Complete the following →
- 1) Answer these from the India growth excerpt:
(a) What reading did backlogs of work show?
(b) Which prices led the rise in input prices?
(c) What was the business expectations barometer reading, and what was it in January?
- 2) Transcribe the India growth excerpt word for word, starting at "However, the fast" and ending at "72.3 in January).".

Despite the rapid pace of expansion, backlogs of work were broadly unchanged (50.2 vs. 50.7 in January), contained by
continued hiring (52 vs. 52.1 in January).
However, the fast pace of growth is pushing up input prices (59.5 vs. 62 in January) led by higher staff, food, and fuel prices,
albeit at a slower pace. However, the rate of increase was still the second highest in 31 months, after the big bounce in January.
The uptrend in input prices is lifting prices charged (54.4 vs. 55.3 in January), although sequential inflation decelerated
slightly.
Looking ahead, businesses are very optimistic about the outlook for the next 12 months, resulting in a jump in the business
expectations barometer (76.7 vs. 72.3 in January).
Interpretation
The acceleration in service sector and manufacturing growth is a sign that India's economy is far from running out of steam.
However, as pointed out before, the current level of speed is not consistent with a "comfortable" rate of inflation.

Listed entries →
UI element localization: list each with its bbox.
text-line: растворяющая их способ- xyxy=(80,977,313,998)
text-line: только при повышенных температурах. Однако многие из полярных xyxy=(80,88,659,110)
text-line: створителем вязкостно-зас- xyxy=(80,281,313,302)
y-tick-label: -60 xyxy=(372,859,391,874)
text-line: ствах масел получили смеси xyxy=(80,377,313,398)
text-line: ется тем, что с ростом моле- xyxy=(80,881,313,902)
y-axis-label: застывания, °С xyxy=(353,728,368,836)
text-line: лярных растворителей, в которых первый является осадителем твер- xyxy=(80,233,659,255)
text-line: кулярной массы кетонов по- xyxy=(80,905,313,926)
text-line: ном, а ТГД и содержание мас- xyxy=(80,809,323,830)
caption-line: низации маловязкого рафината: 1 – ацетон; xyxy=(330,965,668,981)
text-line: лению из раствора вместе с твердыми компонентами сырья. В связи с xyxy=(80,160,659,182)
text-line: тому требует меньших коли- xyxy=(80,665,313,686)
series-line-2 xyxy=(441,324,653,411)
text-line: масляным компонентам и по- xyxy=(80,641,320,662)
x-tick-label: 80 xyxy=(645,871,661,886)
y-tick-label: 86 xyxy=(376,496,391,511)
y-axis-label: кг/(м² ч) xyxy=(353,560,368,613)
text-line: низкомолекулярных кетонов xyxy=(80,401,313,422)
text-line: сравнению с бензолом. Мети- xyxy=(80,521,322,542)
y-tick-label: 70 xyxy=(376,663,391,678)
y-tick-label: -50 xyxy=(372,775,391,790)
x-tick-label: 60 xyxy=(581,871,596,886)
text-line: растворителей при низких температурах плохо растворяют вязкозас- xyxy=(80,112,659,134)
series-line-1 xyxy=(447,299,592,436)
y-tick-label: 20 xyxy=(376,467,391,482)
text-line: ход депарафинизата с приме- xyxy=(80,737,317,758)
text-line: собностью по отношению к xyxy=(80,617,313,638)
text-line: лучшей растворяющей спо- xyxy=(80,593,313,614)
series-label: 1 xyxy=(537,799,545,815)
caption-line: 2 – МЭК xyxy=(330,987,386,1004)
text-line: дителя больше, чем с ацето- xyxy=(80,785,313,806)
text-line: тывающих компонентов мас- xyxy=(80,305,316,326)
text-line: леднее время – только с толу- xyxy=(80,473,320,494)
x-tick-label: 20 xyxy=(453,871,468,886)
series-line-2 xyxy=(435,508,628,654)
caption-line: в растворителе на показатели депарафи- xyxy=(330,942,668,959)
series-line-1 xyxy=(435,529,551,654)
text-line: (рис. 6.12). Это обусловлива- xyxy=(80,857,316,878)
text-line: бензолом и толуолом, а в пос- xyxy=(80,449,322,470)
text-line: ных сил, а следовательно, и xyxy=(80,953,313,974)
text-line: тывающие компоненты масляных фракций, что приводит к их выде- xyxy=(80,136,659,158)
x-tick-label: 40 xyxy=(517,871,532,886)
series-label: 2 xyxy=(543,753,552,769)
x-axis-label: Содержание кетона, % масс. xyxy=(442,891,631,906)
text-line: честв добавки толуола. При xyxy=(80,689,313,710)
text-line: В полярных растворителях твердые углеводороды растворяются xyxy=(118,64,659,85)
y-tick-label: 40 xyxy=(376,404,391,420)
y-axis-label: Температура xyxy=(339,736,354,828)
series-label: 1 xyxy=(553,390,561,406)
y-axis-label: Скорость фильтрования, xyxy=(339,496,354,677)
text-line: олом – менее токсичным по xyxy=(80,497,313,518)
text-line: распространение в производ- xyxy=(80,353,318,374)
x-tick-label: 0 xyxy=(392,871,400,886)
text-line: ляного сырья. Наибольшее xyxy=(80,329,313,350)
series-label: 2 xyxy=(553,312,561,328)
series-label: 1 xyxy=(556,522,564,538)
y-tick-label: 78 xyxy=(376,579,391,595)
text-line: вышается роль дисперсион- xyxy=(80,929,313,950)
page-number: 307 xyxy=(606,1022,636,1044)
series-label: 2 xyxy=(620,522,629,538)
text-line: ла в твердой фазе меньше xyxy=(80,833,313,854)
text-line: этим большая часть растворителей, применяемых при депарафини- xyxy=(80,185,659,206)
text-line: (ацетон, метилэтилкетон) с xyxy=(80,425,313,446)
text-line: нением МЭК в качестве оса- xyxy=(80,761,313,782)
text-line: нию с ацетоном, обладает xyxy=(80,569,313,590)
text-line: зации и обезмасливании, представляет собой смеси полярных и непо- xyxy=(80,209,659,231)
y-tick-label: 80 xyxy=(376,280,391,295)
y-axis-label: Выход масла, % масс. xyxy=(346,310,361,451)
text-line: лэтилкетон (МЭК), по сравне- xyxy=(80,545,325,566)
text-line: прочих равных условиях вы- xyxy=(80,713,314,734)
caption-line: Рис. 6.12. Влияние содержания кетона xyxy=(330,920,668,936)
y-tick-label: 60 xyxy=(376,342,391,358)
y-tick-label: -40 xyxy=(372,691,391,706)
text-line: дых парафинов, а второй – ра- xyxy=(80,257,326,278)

List of solutions →
- 1)
(a) 50.2, versus 50.7 in January.
(b) Staff, food, and fuel prices.
(c) 76.7, versus 72.3 in January.

- 2)
However, the fast pace of growth is pushing up input prices (59.5 vs. 62 in January) led by higher staff, food, and fuel prices,
albeit at a slower pace. However, the rate of increase was still the second highest in 31 months, after the big bounce in January.
The uptrend in input prices is lifting prices charged (54.4 vs. 55.3 in January), although sequential inflation decelerated
slightly.
Looking ahead, businesses are very optimistic about the outlook for the next 12 months, resulting in a jump in the business
expectations barometer (76.7 vs. 72.3 in January).